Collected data
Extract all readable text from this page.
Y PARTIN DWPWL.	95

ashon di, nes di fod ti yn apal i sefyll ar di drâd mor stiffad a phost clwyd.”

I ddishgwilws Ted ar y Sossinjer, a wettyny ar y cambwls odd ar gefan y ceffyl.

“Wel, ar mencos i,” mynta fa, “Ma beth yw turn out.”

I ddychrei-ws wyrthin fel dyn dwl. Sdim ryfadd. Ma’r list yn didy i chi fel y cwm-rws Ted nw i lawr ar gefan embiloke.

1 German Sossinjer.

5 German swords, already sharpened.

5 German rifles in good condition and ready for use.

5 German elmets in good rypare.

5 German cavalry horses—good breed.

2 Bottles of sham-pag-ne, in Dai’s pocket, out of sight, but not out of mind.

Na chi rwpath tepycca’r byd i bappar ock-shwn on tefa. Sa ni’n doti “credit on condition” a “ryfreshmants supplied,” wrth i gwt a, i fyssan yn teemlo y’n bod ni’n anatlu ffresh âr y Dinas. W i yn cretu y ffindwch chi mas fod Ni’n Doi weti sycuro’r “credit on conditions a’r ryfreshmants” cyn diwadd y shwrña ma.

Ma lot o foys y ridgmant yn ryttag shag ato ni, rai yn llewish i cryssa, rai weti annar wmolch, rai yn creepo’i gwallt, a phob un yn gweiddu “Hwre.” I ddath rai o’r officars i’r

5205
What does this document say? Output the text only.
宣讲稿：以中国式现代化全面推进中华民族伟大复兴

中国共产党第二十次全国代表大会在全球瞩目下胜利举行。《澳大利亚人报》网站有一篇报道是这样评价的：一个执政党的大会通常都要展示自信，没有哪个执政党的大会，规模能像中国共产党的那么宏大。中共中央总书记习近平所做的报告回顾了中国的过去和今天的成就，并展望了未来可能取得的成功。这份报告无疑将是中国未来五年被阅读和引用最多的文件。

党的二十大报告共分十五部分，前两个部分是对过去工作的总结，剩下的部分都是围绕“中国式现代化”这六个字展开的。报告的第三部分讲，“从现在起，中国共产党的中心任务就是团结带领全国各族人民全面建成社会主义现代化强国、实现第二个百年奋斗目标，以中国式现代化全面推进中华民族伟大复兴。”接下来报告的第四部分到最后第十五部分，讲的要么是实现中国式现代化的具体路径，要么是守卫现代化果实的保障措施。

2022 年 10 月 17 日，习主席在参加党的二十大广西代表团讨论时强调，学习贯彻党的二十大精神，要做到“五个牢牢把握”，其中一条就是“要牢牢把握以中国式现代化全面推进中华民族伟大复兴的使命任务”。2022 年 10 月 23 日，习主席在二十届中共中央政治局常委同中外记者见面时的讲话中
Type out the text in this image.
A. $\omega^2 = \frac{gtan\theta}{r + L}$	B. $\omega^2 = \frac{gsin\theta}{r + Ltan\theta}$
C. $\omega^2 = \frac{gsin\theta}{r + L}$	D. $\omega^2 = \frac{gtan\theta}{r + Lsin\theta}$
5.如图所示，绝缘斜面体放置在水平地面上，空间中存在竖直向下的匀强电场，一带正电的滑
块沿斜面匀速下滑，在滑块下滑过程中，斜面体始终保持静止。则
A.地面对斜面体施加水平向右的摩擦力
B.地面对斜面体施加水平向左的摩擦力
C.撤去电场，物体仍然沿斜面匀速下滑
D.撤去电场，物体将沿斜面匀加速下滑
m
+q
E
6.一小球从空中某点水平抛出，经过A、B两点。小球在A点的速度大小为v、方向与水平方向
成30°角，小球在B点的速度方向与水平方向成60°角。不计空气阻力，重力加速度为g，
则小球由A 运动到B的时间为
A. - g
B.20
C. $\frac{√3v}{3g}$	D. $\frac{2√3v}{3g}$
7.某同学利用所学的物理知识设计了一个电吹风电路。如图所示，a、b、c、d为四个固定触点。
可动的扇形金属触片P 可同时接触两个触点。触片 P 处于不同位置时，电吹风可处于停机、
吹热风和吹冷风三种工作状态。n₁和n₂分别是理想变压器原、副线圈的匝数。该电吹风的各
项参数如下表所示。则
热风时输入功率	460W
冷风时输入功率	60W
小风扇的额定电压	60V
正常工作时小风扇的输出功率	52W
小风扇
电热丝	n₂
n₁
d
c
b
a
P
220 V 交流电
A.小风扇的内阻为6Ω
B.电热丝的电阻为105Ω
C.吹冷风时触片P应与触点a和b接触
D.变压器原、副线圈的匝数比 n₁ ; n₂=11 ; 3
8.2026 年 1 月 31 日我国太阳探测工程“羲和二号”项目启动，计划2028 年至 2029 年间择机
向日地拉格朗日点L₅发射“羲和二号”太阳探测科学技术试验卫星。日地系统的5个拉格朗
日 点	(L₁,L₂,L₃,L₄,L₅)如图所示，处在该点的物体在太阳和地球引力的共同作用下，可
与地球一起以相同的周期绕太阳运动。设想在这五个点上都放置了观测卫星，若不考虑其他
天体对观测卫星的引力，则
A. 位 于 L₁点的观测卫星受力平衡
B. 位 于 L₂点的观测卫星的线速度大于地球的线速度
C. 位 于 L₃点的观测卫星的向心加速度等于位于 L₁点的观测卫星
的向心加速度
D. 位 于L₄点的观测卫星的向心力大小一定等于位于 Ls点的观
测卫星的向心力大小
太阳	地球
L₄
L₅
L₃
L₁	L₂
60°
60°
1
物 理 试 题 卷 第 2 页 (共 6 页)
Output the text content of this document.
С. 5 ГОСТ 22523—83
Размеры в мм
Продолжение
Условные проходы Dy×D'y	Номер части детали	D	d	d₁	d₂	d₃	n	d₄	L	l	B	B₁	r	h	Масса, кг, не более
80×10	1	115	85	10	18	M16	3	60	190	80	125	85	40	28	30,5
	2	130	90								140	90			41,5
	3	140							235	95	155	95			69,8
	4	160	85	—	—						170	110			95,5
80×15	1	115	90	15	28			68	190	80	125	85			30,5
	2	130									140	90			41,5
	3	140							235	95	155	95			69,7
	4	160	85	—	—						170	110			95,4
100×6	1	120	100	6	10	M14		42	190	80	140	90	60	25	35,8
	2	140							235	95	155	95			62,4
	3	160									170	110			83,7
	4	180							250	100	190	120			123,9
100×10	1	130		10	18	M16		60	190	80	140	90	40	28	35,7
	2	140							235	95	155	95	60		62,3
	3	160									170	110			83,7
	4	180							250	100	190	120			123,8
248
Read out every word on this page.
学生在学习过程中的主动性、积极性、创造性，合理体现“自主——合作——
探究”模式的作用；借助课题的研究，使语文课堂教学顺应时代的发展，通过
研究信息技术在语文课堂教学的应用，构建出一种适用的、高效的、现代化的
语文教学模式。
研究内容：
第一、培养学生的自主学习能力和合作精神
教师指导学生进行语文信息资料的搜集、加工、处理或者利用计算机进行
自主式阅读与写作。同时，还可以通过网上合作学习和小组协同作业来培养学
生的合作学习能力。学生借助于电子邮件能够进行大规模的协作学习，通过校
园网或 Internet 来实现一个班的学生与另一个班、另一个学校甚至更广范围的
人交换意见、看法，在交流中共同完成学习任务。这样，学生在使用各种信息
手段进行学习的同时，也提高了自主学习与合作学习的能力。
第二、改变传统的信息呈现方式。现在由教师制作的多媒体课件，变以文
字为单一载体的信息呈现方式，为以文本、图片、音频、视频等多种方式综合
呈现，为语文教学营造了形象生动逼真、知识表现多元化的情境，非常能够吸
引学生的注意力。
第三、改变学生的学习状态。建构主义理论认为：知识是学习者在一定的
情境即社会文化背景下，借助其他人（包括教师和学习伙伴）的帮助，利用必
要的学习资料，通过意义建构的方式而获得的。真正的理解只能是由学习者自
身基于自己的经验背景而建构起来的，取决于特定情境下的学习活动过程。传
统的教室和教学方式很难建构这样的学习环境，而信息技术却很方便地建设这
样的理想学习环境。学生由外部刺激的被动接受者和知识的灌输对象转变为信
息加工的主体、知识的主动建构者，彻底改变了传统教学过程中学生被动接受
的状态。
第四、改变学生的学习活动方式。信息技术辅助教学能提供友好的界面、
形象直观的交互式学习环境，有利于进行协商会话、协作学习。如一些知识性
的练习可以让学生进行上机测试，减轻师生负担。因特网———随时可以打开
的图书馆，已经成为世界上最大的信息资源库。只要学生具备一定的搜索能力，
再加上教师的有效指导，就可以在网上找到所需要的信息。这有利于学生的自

» Directive
Find each line holding "omega". Copy it out.

» Written response
A. $\omega^2 = \frac{gtan\theta}{r + L}$	B. $\omega^2 = \frac{gsin\theta}{r + Ltan\theta}$
C. $\omega^2 = \frac{gsin\theta}{r + L}$	D. $\omega^2 = \frac{gtan\theta}{r + Lsin\theta}$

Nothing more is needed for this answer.